## [SET PROBLEM]
Where the data below has the string "JSON", return the whole line.

-- Start INFORMATION SUPPLIED --

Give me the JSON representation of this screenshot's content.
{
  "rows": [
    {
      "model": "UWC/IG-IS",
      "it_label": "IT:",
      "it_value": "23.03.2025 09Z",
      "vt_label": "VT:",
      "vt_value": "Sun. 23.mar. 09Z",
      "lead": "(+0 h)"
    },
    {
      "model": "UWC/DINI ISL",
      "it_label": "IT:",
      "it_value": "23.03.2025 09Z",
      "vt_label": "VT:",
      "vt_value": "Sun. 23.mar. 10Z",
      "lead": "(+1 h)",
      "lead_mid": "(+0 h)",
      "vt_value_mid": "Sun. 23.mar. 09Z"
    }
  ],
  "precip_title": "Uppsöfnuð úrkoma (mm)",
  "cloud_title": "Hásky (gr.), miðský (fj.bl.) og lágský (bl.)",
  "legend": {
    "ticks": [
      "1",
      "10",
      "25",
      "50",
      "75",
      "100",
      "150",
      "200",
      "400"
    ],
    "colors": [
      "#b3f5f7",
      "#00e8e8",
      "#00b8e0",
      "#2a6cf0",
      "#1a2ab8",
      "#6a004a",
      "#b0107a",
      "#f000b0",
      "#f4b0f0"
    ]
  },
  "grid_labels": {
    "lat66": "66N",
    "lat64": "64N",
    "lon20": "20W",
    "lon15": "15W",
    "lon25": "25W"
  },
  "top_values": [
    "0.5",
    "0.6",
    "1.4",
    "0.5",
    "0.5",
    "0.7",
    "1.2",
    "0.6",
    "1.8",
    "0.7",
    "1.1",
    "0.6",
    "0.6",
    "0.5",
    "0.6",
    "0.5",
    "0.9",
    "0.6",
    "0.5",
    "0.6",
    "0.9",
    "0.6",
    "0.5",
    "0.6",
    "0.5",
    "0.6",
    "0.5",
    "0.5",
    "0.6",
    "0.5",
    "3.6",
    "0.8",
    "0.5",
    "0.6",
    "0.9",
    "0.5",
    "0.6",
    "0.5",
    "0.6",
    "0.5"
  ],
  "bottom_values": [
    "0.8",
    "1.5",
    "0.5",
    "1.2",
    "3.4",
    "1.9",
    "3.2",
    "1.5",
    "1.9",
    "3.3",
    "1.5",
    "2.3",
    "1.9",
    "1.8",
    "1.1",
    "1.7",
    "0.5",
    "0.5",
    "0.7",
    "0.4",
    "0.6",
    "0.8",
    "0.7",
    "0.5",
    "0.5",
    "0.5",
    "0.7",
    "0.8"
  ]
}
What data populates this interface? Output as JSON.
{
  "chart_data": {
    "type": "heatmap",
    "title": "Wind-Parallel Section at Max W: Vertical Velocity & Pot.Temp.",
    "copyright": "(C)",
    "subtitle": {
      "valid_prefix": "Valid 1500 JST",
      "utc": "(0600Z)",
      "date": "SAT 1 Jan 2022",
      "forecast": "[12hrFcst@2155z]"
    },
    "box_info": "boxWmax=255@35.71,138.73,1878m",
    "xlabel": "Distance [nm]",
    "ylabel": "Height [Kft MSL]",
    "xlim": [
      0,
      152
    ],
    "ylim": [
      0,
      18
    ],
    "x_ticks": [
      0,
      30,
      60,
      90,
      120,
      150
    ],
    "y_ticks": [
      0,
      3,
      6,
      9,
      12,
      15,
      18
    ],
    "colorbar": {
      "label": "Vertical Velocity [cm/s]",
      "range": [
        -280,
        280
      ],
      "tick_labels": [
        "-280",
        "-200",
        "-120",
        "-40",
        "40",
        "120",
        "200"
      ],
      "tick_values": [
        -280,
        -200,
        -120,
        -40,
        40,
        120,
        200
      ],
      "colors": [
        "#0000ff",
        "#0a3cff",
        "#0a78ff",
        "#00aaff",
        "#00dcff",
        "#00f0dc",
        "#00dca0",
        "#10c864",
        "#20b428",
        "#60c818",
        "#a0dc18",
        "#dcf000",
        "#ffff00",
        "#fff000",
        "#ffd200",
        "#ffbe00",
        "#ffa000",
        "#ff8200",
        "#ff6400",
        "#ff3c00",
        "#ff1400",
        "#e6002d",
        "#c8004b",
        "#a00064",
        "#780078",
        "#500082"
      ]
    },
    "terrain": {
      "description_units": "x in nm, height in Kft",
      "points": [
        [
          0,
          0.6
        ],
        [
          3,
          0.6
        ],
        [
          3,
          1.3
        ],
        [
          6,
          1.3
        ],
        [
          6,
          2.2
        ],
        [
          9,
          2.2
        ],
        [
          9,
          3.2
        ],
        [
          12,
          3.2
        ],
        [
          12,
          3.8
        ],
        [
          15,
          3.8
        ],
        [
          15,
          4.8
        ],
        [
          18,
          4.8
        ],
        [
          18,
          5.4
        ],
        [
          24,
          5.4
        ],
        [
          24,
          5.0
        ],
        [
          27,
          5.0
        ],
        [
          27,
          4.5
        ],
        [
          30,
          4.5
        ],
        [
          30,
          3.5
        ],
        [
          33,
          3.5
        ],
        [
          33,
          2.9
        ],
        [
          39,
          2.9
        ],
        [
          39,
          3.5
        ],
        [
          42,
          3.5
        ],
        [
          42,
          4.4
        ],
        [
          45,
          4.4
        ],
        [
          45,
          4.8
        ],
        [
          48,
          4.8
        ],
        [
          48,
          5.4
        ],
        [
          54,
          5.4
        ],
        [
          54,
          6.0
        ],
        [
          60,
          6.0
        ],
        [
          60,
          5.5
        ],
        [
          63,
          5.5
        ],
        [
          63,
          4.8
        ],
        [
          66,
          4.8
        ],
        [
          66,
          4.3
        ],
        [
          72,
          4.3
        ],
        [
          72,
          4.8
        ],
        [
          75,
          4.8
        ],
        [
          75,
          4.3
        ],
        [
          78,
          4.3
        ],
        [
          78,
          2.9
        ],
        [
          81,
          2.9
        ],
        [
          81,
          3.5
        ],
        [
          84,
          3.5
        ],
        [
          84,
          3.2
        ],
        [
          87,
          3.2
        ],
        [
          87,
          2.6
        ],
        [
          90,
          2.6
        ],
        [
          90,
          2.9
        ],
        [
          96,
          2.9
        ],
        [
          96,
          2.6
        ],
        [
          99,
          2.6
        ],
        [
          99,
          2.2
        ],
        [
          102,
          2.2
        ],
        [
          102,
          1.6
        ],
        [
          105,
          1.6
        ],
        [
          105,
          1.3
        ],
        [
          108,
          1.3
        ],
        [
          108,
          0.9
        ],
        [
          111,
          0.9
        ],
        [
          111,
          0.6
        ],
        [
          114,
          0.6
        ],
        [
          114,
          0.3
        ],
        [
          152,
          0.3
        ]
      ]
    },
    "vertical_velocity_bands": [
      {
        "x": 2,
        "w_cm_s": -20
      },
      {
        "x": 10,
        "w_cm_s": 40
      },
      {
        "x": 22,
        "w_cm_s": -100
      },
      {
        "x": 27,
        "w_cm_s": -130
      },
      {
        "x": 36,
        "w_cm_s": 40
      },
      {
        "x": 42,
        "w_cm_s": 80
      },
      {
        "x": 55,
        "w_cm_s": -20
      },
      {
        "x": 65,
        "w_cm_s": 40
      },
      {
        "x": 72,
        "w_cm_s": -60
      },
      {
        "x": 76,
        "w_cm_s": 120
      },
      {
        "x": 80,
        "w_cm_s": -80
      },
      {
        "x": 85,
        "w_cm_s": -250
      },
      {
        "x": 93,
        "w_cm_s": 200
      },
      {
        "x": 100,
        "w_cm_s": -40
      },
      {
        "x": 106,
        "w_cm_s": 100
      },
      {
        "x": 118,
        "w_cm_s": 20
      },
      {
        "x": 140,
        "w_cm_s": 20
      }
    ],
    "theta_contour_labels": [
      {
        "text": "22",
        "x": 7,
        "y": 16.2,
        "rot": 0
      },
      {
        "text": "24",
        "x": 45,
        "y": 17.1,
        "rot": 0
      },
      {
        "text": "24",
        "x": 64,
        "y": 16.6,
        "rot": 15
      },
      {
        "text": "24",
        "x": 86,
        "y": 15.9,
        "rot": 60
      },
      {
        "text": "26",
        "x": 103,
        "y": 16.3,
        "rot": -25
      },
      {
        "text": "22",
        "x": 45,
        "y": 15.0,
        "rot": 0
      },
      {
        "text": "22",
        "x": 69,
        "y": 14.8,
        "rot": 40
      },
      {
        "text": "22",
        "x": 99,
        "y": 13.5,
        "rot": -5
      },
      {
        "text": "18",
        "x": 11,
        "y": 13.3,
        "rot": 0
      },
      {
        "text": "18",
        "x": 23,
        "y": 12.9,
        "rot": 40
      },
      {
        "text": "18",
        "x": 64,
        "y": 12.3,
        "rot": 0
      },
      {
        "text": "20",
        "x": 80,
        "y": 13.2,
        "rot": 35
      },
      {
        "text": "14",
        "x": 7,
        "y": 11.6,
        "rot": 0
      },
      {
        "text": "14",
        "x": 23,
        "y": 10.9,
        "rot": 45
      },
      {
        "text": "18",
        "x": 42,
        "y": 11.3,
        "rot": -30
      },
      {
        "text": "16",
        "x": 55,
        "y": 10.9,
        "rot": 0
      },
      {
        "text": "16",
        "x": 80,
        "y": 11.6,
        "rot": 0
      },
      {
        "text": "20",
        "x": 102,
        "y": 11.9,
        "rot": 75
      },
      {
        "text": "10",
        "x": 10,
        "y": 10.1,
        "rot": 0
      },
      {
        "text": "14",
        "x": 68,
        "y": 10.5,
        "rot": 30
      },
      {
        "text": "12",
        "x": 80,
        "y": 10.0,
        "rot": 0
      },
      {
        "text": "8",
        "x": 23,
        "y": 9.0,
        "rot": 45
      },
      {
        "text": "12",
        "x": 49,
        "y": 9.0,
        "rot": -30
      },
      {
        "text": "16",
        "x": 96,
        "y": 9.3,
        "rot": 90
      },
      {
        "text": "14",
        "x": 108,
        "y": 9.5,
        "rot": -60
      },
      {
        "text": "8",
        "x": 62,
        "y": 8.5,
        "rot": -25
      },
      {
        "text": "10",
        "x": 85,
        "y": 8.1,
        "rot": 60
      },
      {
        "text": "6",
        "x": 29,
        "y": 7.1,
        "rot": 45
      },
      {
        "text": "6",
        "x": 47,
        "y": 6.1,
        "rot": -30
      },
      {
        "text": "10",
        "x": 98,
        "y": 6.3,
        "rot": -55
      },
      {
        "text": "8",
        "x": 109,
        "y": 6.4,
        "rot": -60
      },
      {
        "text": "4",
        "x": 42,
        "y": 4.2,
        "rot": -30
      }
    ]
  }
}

-- End INFORMATION SUPPLIED --

## [SOLUTION FOR THIS EXERCISE]
Give me the JSON representation of this screenshot's content.
What data populates this interface? Output as JSON.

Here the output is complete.